How many lines below contain the word "LVEF"? Reply solely with the number.

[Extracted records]
┄┄┄┄┄┄
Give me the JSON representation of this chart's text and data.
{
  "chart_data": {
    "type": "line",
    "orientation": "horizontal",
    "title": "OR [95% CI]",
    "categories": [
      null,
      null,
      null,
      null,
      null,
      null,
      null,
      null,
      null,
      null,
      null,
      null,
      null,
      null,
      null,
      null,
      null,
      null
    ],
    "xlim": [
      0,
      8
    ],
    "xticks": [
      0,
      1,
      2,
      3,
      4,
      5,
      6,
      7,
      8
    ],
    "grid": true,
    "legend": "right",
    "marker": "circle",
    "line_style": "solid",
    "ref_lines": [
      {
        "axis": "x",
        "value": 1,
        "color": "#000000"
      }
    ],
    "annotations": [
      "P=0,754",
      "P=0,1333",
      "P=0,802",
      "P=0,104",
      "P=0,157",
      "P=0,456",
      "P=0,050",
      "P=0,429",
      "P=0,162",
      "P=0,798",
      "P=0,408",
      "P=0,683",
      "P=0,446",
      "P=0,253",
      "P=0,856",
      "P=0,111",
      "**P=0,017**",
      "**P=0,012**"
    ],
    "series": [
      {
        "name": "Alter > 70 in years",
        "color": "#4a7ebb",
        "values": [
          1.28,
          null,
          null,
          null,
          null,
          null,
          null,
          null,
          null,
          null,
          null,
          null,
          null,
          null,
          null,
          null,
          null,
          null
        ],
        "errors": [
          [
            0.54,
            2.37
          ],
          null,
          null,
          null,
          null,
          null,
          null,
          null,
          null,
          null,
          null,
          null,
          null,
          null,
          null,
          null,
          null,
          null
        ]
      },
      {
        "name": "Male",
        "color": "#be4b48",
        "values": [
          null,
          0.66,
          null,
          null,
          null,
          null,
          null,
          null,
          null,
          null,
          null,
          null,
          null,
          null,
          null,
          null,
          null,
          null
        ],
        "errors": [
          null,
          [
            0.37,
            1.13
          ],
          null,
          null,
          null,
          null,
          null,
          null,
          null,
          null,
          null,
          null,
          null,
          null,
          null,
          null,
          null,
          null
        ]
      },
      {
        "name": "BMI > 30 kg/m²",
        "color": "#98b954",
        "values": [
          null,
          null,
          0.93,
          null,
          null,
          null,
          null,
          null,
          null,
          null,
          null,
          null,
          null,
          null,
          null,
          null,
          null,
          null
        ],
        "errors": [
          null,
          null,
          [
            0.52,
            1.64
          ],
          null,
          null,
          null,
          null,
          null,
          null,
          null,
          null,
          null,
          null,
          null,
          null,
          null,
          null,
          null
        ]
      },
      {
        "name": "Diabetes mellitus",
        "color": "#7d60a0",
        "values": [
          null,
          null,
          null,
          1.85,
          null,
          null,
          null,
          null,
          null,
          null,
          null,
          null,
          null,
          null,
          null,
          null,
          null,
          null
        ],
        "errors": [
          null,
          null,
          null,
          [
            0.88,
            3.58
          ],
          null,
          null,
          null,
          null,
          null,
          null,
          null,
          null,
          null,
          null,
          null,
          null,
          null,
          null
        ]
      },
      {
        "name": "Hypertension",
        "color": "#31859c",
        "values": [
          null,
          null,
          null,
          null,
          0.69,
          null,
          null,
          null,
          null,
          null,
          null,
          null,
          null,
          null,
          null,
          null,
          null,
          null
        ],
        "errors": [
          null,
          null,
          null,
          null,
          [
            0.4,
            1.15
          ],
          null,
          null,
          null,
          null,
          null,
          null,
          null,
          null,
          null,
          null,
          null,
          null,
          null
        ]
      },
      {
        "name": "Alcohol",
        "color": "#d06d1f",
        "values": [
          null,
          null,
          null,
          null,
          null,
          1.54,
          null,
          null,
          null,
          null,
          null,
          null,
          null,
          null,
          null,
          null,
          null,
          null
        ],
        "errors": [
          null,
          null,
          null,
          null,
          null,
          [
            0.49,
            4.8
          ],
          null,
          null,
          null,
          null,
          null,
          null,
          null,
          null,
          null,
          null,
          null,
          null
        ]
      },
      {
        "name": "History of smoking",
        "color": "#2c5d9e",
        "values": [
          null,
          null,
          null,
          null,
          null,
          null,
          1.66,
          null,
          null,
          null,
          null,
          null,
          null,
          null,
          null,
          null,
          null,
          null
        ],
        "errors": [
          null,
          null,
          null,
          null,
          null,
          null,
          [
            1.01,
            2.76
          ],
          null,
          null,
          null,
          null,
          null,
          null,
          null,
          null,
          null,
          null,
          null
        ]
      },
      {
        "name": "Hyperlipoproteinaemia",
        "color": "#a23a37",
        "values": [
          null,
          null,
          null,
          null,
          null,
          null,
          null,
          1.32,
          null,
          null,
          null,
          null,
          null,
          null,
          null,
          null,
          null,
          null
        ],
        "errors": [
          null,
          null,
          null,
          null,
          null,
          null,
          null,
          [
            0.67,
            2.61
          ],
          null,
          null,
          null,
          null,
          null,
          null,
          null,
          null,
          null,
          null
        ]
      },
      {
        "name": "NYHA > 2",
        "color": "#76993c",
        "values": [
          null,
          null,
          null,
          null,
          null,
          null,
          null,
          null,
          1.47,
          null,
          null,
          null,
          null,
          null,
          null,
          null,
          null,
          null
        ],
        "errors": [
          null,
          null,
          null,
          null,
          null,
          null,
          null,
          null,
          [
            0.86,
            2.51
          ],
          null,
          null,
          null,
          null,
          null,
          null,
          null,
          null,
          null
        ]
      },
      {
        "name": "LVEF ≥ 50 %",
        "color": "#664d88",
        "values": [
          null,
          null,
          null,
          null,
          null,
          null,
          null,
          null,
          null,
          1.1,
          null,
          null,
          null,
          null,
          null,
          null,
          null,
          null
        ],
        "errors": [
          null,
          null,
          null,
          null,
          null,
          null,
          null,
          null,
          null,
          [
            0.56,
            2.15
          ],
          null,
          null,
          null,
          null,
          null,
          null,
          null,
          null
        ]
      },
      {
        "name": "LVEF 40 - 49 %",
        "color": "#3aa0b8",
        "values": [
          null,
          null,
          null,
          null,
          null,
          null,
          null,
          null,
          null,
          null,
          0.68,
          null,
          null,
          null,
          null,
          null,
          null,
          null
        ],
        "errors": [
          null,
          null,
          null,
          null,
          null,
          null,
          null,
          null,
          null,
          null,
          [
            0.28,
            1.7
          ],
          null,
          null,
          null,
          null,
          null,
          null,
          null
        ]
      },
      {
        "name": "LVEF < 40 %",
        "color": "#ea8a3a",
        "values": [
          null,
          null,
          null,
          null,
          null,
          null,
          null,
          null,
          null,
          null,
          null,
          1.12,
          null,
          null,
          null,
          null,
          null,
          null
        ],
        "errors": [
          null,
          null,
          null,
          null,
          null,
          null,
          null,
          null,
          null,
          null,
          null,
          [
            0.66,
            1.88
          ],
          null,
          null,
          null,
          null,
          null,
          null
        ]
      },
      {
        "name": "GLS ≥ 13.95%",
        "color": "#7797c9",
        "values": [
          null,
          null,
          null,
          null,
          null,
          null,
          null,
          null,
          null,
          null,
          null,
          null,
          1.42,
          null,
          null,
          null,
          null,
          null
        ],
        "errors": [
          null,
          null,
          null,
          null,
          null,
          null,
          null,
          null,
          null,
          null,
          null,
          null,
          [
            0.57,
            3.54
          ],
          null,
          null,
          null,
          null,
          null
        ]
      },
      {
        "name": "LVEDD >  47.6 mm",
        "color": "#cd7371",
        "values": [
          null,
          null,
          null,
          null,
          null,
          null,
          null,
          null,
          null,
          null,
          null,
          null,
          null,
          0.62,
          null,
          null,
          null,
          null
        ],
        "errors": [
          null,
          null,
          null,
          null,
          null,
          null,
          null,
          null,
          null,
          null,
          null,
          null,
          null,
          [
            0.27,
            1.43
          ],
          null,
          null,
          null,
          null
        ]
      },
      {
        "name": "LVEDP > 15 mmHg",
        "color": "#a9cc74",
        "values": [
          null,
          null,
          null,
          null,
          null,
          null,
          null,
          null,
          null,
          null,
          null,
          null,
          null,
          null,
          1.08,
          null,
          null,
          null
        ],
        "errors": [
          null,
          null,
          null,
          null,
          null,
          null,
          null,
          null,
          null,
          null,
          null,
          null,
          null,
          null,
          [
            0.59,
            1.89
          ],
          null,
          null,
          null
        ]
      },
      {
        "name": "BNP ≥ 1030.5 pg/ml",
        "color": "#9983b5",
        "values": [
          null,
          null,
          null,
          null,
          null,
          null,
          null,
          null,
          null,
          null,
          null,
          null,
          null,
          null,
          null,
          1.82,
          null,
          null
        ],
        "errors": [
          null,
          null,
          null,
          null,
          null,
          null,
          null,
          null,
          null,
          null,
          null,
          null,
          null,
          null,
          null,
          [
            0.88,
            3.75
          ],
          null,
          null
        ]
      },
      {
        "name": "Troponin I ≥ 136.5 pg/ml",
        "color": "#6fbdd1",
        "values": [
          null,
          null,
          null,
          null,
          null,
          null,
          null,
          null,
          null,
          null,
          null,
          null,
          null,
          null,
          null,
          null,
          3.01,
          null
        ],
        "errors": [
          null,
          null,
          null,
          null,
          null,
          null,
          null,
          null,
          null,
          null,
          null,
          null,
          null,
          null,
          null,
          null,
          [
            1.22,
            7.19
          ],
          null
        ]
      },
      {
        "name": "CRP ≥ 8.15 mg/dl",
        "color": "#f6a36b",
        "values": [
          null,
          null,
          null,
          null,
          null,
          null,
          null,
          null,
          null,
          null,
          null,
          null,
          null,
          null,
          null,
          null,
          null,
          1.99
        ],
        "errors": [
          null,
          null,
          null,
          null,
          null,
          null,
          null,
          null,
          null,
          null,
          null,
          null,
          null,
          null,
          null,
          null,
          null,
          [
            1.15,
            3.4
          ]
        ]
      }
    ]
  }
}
┄┄┄┄┄┄
● **Exercise answer**
3